EXERCISE INSTRUCTIONS:
Which lines hold the word "Name"? Copy each of them from the material.

DATASET ENTRIES:
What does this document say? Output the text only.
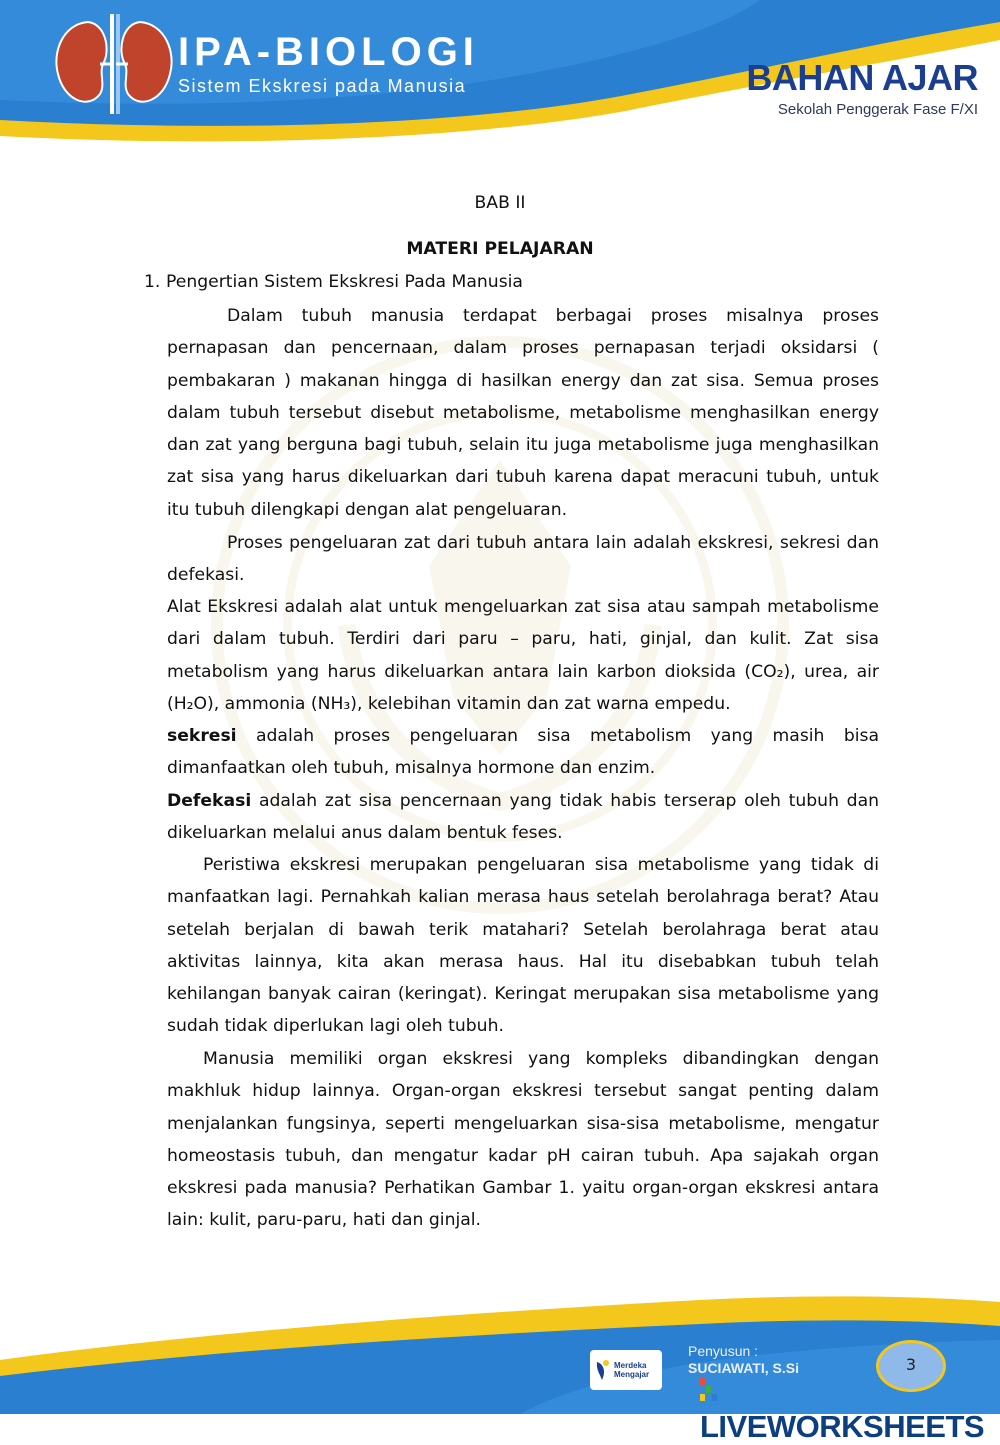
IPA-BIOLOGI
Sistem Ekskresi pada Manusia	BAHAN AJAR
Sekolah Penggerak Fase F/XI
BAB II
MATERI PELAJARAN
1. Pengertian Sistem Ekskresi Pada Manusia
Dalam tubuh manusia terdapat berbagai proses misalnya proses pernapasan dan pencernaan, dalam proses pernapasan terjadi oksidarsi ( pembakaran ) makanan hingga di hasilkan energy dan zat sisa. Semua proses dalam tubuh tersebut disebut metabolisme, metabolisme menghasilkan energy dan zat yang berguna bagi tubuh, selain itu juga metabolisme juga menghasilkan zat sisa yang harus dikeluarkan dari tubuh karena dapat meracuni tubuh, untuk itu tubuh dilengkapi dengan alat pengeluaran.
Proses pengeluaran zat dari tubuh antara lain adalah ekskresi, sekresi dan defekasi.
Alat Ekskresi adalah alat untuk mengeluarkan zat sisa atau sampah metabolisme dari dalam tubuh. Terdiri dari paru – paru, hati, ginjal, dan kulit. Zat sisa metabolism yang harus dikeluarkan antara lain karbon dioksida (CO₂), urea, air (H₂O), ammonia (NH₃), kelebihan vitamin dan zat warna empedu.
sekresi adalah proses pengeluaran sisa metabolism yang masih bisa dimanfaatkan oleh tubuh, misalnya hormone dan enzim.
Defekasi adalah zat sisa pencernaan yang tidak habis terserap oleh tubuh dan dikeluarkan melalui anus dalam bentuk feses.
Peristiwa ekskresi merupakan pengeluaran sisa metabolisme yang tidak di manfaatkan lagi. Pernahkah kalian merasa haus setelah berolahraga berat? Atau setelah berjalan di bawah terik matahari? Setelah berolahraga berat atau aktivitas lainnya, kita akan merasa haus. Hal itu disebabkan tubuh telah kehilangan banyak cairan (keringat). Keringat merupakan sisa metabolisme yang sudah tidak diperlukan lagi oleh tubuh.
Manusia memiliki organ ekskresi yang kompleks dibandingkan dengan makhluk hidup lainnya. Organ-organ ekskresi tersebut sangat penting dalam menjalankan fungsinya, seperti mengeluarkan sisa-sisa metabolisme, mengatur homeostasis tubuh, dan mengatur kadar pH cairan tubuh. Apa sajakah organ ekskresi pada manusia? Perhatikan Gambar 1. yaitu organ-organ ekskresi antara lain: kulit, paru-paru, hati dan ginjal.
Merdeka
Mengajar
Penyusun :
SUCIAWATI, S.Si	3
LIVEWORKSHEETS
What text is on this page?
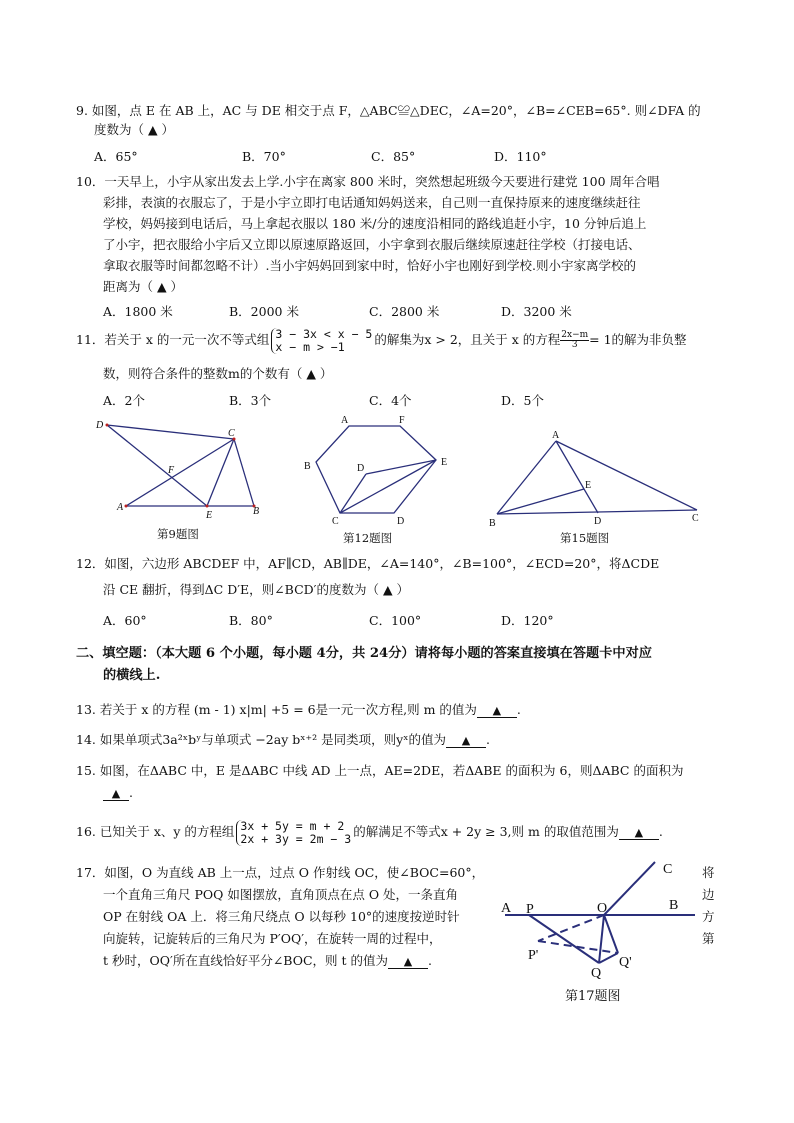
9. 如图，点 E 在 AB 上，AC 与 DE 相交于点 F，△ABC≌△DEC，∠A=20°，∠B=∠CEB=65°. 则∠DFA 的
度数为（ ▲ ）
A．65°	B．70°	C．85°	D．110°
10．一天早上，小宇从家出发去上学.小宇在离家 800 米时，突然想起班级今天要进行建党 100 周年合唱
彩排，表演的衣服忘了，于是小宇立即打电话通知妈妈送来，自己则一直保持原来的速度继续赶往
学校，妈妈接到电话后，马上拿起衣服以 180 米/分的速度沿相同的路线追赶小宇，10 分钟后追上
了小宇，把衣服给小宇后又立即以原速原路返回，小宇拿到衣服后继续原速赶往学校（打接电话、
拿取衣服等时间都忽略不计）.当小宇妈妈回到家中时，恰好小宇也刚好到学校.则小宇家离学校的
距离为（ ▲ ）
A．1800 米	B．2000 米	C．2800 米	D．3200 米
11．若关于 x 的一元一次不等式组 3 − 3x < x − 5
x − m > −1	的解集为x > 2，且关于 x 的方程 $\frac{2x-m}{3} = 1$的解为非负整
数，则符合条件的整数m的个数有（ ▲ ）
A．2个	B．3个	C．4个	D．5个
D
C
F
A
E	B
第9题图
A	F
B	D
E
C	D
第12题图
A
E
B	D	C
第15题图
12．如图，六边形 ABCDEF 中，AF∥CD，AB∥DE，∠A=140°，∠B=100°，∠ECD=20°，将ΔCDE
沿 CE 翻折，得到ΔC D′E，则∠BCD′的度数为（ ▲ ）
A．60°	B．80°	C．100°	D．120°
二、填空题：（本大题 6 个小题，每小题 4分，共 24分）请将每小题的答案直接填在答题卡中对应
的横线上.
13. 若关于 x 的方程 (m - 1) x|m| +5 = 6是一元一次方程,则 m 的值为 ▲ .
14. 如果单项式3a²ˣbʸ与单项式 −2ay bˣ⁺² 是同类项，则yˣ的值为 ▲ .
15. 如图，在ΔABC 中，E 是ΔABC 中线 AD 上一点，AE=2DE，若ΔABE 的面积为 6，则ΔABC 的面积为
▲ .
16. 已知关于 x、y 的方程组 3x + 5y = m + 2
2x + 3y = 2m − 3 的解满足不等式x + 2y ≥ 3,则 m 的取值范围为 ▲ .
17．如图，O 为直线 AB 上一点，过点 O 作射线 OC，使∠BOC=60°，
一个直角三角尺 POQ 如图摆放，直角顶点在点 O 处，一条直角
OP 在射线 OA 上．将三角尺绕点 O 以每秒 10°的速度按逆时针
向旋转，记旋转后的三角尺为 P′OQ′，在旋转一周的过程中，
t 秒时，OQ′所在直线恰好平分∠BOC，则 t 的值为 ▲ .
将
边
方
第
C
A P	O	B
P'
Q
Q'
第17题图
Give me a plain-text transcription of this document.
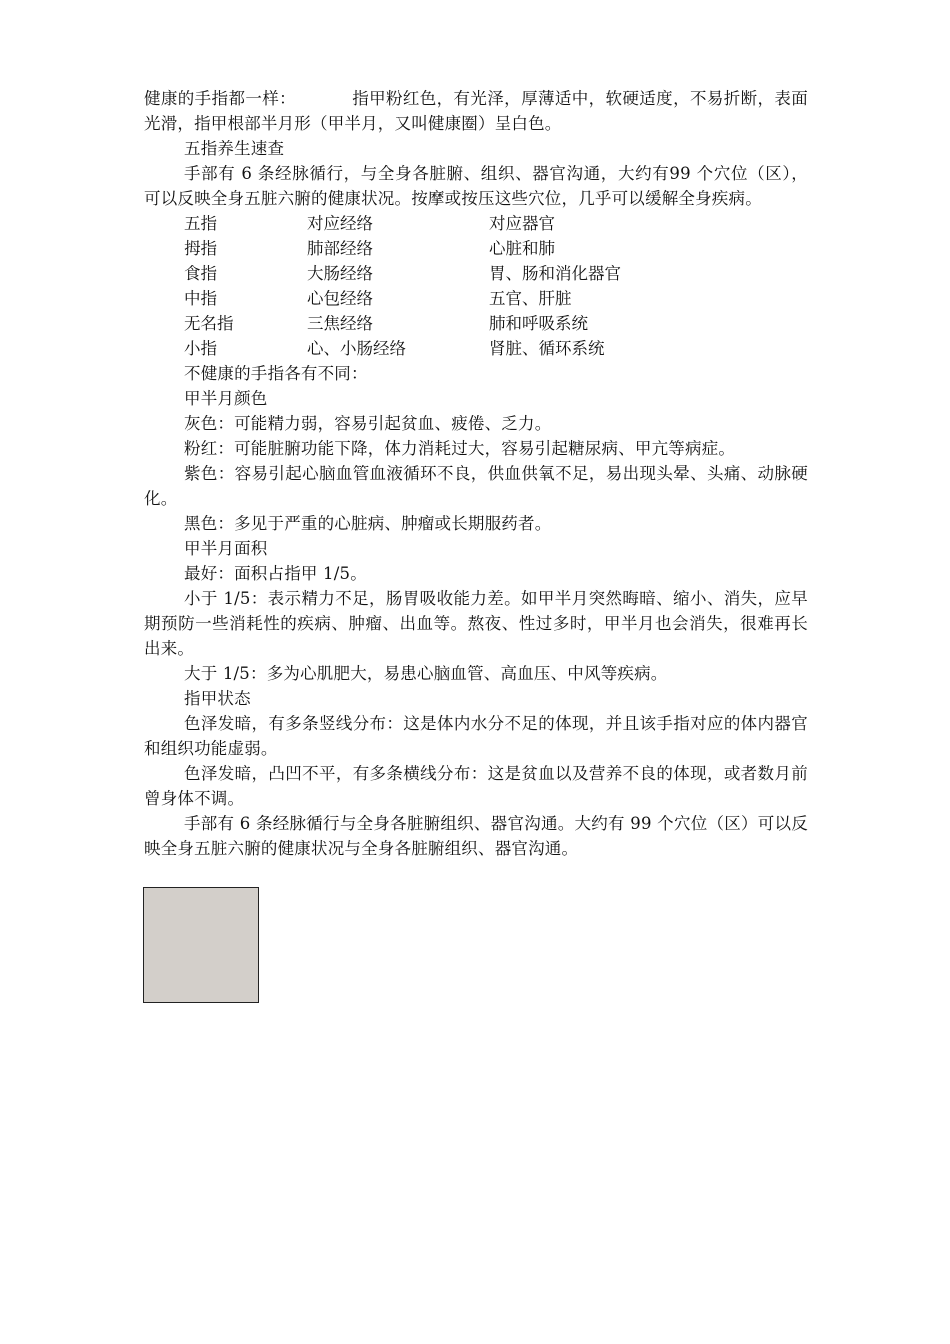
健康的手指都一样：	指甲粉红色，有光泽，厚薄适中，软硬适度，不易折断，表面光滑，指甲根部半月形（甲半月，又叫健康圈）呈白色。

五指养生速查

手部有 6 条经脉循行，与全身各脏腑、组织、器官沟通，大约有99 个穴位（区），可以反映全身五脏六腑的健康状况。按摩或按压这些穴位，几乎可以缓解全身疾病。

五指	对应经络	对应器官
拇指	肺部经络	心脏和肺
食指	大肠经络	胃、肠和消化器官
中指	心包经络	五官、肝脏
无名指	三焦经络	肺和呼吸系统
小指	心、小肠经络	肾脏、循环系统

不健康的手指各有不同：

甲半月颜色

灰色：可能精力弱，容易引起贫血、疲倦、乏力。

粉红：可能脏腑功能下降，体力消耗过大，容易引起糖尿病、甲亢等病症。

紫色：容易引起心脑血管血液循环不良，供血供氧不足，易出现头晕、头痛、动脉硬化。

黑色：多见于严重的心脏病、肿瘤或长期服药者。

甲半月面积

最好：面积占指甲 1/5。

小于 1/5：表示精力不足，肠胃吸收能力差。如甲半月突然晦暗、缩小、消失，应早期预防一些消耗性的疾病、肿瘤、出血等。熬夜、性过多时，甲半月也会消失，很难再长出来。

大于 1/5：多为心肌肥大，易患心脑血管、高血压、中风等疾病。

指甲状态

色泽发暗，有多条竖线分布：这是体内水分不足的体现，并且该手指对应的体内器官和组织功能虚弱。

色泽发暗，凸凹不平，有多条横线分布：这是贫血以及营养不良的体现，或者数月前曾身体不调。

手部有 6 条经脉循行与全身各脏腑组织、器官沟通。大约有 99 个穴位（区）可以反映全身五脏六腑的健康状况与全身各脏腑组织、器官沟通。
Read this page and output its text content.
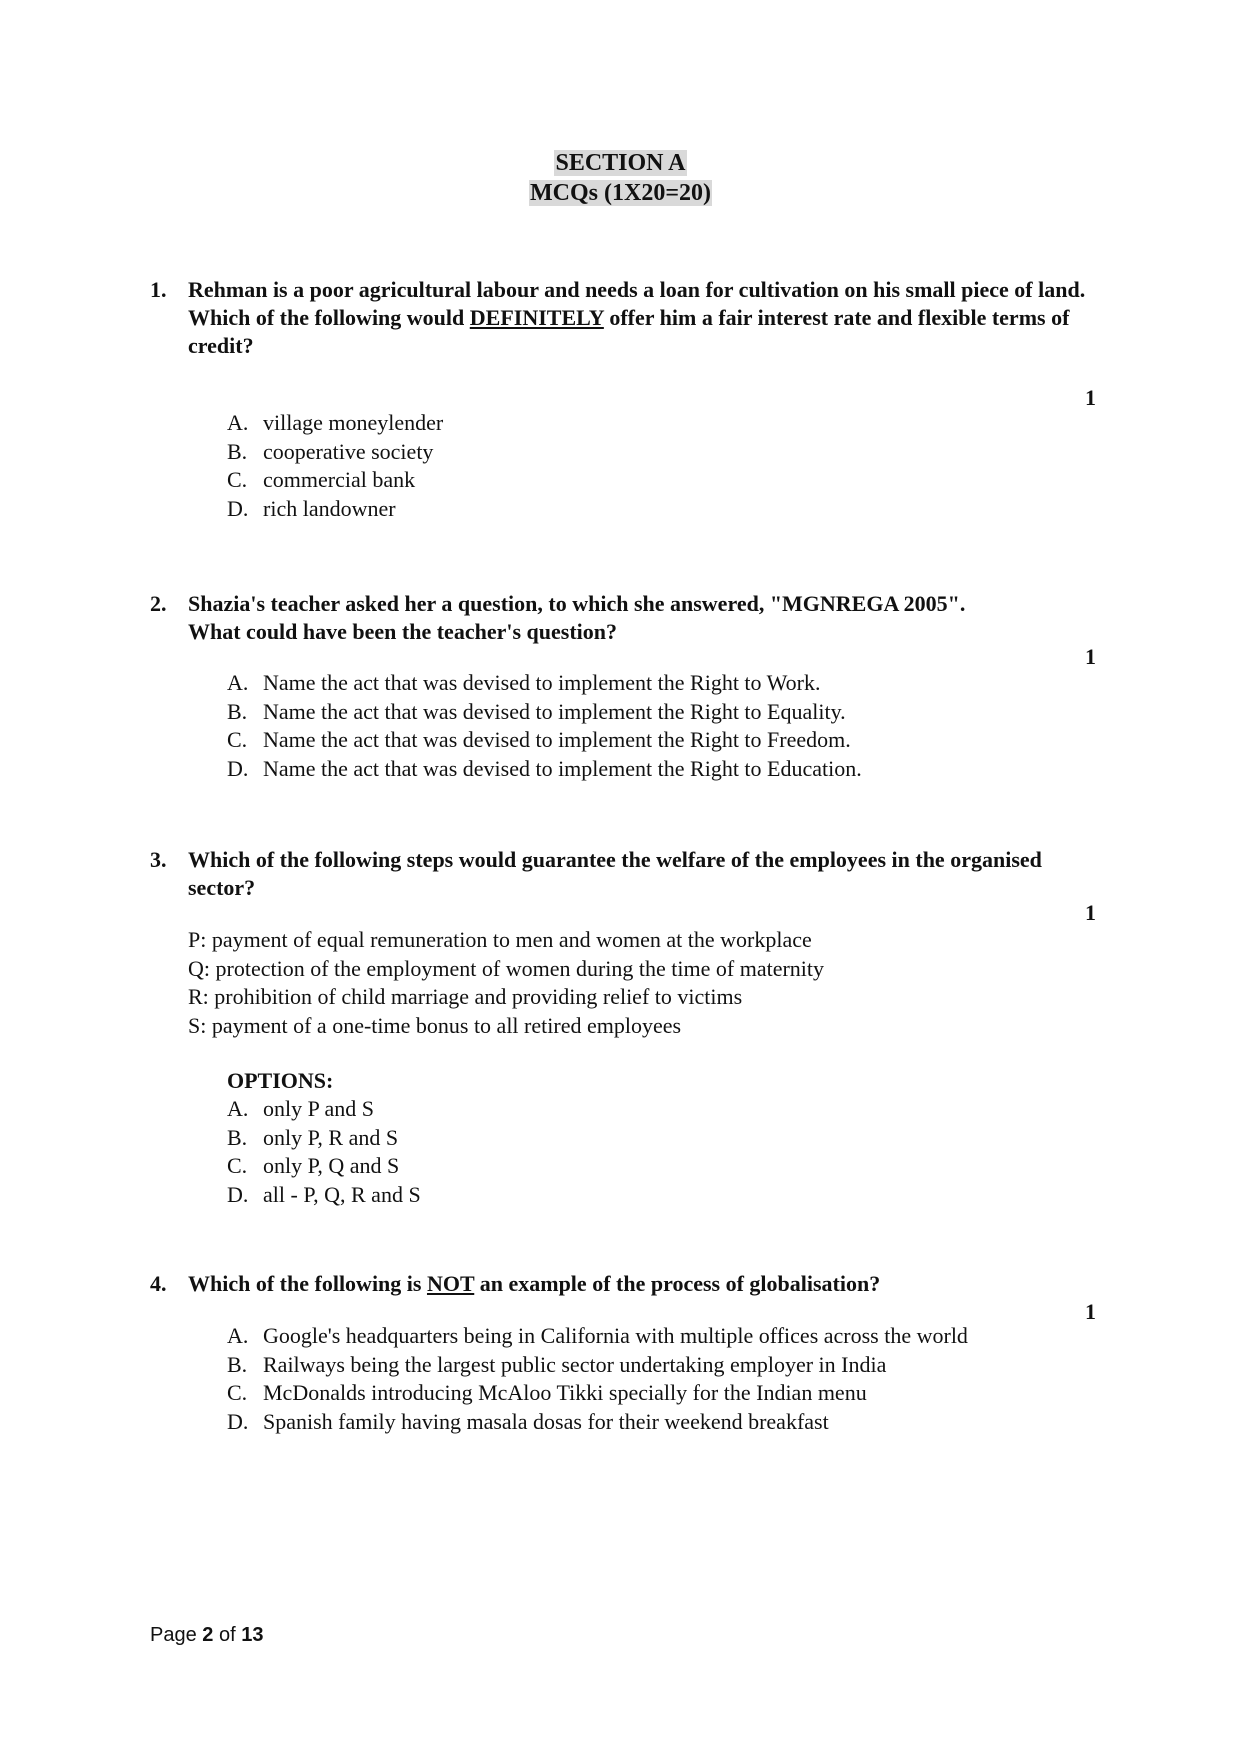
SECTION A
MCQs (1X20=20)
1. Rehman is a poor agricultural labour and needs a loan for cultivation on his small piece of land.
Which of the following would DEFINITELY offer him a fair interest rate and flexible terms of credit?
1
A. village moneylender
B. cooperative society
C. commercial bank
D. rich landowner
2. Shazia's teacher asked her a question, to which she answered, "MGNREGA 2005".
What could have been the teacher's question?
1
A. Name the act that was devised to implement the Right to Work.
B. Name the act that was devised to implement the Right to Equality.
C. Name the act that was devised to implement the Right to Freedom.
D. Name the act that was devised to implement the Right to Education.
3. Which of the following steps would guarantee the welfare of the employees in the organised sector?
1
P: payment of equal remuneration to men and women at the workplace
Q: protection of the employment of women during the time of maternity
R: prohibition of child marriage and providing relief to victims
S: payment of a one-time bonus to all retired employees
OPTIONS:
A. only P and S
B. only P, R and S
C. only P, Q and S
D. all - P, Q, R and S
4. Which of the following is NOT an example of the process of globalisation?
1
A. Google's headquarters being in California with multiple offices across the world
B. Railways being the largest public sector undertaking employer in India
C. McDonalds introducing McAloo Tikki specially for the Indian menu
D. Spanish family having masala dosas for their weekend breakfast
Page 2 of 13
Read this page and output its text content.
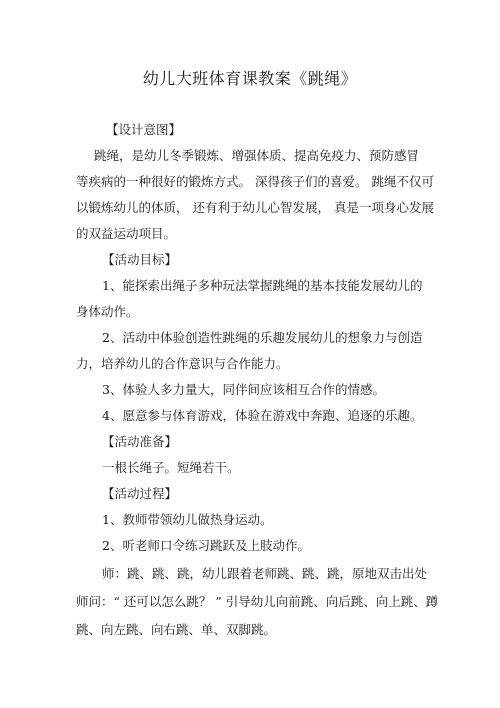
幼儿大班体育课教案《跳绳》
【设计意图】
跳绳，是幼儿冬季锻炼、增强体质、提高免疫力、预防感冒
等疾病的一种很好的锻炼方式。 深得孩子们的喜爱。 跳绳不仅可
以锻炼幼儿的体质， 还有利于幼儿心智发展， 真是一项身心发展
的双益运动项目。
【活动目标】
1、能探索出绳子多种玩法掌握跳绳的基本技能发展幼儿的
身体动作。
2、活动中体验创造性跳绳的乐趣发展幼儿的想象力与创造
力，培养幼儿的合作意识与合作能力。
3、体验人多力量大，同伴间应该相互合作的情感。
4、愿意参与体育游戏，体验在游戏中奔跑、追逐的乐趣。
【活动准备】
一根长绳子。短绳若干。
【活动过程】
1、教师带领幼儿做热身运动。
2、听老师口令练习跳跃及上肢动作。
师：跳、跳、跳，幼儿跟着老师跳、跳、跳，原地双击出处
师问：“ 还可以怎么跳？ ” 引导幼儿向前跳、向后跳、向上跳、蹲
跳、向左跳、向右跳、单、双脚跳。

EXERCISE OUTPUT:
A. Name the act that was devised to implement the Right to Work.
B. Name the act that was devised to implement the Right to Equality.
C. Name the act that was devised to implement the Right to Freedom.
D. Name the act that was devised to implement the Right to Education.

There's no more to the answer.